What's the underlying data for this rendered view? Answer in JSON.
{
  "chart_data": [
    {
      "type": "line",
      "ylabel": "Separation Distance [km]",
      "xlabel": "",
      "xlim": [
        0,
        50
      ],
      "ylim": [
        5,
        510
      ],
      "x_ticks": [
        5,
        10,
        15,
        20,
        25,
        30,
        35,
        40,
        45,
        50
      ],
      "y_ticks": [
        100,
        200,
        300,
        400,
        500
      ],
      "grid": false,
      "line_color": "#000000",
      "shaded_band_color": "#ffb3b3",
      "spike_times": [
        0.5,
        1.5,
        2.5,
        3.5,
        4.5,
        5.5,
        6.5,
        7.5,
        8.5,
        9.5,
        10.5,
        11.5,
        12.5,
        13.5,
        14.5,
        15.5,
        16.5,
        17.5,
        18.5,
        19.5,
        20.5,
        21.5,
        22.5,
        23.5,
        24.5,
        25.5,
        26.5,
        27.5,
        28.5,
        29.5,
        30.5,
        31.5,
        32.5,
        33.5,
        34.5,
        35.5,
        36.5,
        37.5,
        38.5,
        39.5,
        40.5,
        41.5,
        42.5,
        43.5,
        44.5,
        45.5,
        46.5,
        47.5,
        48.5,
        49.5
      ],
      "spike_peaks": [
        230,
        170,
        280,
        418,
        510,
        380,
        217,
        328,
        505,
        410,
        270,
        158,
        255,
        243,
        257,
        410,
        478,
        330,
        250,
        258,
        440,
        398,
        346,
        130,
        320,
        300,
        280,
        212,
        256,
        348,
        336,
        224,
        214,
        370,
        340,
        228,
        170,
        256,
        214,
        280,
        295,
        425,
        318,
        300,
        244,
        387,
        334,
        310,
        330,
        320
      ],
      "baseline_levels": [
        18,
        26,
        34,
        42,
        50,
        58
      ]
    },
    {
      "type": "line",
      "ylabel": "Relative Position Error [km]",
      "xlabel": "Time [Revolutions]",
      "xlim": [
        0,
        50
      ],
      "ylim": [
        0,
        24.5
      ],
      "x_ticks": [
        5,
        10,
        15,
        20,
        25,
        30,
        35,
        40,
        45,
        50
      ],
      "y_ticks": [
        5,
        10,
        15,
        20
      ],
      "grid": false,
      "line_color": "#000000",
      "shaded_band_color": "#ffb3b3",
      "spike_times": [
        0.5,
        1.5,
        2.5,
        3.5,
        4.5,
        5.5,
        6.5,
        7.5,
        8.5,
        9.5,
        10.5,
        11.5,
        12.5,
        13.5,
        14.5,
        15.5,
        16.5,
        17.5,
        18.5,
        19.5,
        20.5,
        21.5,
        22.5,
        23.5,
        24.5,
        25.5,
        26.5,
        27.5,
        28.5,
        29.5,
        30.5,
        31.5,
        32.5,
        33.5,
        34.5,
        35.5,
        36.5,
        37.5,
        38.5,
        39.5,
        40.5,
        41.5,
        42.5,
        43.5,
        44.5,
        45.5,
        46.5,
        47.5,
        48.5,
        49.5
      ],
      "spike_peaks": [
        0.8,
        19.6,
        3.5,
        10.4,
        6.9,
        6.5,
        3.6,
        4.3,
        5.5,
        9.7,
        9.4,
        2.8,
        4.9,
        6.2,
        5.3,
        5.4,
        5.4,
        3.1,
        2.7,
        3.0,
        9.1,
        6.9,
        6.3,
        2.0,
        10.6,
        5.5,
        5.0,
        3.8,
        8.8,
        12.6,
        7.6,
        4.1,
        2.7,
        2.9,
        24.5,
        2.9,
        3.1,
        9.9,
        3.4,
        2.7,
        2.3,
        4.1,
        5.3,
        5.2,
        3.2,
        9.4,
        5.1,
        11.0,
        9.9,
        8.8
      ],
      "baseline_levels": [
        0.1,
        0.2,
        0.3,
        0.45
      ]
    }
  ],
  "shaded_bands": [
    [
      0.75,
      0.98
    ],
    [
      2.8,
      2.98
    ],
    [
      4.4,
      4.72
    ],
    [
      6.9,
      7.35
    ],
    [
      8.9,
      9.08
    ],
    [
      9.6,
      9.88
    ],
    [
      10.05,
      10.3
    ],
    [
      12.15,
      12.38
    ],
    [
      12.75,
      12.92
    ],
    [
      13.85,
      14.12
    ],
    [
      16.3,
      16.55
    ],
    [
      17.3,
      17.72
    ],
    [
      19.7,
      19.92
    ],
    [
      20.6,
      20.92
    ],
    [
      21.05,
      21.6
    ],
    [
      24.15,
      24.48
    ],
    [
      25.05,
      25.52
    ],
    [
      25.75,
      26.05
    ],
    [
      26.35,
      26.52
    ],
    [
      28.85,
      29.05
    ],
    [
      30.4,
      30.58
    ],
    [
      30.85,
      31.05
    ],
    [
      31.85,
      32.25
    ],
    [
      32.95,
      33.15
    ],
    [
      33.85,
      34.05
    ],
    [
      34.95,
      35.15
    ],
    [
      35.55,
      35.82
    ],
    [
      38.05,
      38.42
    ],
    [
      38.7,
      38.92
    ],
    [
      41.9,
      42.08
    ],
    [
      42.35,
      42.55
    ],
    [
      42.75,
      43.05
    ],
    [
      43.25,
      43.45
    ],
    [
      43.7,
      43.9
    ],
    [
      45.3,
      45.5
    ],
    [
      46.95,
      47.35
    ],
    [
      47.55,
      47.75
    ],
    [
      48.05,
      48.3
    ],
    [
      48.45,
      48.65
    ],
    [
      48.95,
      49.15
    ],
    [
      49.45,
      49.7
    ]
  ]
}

What you need to do: Repeat the material in full, exactly as it stands.

Response for this exercise:
What's the underlying data for this rendered view? Answer in JSON.
{
  "chart_data": [
    {
      "type": "line",
      "ylabel": "Separation Distance [km]",
      "xlabel": "",
      "xlim": [
        0,
        50
      ],
      "ylim": [
        5,
        510
      ],
      "x_ticks": [
        5,
        10,
        15,
        20,
        25,
        30,
        35,
        40,
        45,
        50
      ],
      "y_ticks": [
        100,
        200,
        300,
        400,
        500
      ],
      "grid": false,
      "line_color": "#000000",
      "shaded_band_color": "#ffb3b3",
      "spike_times": [
        0.5,
        1.5,
        2.5,
        3.5,
        4.5,
        5.5,
        6.5,
        7.5,
        8.5,
        9.5,
        10.5,
        11.5,
        12.5,
        13.5,
        14.5,
        15.5,
        16.5,
        17.5,
        18.5,
        19.5,
        20.5,
        21.5,
        22.5,
        23.5,
        24.5,
        25.5,
        26.5,
        27.5,
        28.5,
        29.5,
        30.5,
        31.5,
        32.5,
        33.5,
        34.5,
        35.5,
        36.5,
        37.5,
        38.5,
        39.5,
        40.5,
        41.5,
        42.5,
        43.5,
        44.5,
        45.5,
        46.5,
        47.5,
        48.5,
        49.5
      ],
      "spike_peaks": [
        230,
        170,
        280,
        418,
        510,
        380,
        217,
        328,
        505,
        410,
        270,
        158,
        255,
        243,
        257,
        410,
        478,
        330,
        250,
        258,
        440,
        398,
        346,
        130,
        320,
        300,
        280,
        212,
        256,
        348,
        336,
        224,
        214,
        370,
        340,
        228,
        170,
        256,
        214,
        280,
        295,
        425,
        318,
        300,
        244,
        387,
        334,
        310,
        330,
        320
      ],
      "baseline_levels": [
        18,
        26,
        34,
        42,
        50,
        58
      ]
    },
    {
      "type": "line",
      "ylabel": "Relative Position Error [km]",
      "xlabel": "Time [Revolutions]",
      "xlim": [
        0,
        50
      ],
      "ylim": [
        0,
        24.5
      ],
      "x_ticks": [
        5,
        10,
        15,
        20,
        25,
        30,
        35,
        40,
        45,
        50
      ],
      "y_ticks": [
        5,
        10,
        15,
        20
      ],
      "grid": false,
      "line_color": "#000000",
      "shaded_band_color": "#ffb3b3",
      "spike_times": [
        0.5,
        1.5,
        2.5,
        3.5,
        4.5,
        5.5,
        6.5,
        7.5,
        8.5,
        9.5,
        10.5,
        11.5,
        12.5,
        13.5,
        14.5,
        15.5,
        16.5,
        17.5,
        18.5,
        19.5,
        20.5,
        21.5,
        22.5,
        23.5,
        24.5,
        25.5,
        26.5,
        27.5,
        28.5,
        29.5,
        30.5,
        31.5,
        32.5,
        33.5,
        34.5,
        35.5,
        36.5,
        37.5,
        38.5,
        39.5,
        40.5,
        41.5,
        42.5,
        43.5,
        44.5,
        45.5,
        46.5,
        47.5,
        48.5,
        49.5
      ],
      "spike_peaks": [
        0.8,
        19.6,
        3.5,
        10.4,
        6.9,
        6.5,
        3.6,
        4.3,
        5.5,
        9.7,
        9.4,
        2.8,
        4.9,
        6.2,
        5.3,
        5.4,
        5.4,
        3.1,
        2.7,
        3.0,
        9.1,
        6.9,
        6.3,
        2.0,
        10.6,
        5.5,
        5.0,
        3.8,
        8.8,
        12.6,
        7.6,
        4.1,
        2.7,
        2.9,
        24.5,
        2.9,
        3.1,
        9.9,
        3.4,
        2.7,
        2.3,
        4.1,
        5.3,
        5.2,
        3.2,
        9.4,
        5.1,
        11.0,
        9.9,
        8.8
      ],
      "baseline_levels": [
        0.1,
        0.2,
        0.3,
        0.45
      ]
    }
  ],
  "shaded_bands": [
    [
      0.75,
      0.98
    ],
    [
      2.8,
      2.98
    ],
    [
      4.4,
      4.72
    ],
    [
      6.9,
      7.35
    ],
    [
      8.9,
      9.08
    ],
    [
      9.6,
      9.88
    ],
    [
      10.05,
      10.3
    ],
    [
      12.15,
      12.38
    ],
    [
      12.75,
      12.92
    ],
    [
      13.85,
      14.12
    ],
    [
      16.3,
      16.55
    ],
    [
      17.3,
      17.72
    ],
    [
      19.7,
      19.92
    ],
    [
      20.6,
      20.92
    ],
    [
      21.05,
      21.6
    ],
    [
      24.15,
      24.48
    ],
    [
      25.05,
      25.52
    ],
    [
      25.75,
      26.05
    ],
    [
      26.35,
      26.52
    ],
    [
      28.85,
      29.05
    ],
    [
      30.4,
      30.58
    ],
    [
      30.85,
      31.05
    ],
    [
      31.85,
      32.25
    ],
    [
      32.95,
      33.15
    ],
    [
      33.85,
      34.05
    ],
    [
      34.95,
      35.15
    ],
    [
      35.55,
      35.82
    ],
    [
      38.05,
      38.42
    ],
    [
      38.7,
      38.92
    ],
    [
      41.9,
      42.08
    ],
    [
      42.35,
      42.55
    ],
    [
      42.75,
      43.05
    ],
    [
      43.25,
      43.45
    ],
    [
      43.7,
      43.9
    ],
    [
      45.3,
      45.5
    ],
    [
      46.95,
      47.35
    ],
    [
      47.55,
      47.75
    ],
    [
      48.05,
      48.3
    ],
    [
      48.45,
      48.65
    ],
    [
      48.95,
      49.15
    ],
    [
      49.45,
      49.7
    ]
  ]
}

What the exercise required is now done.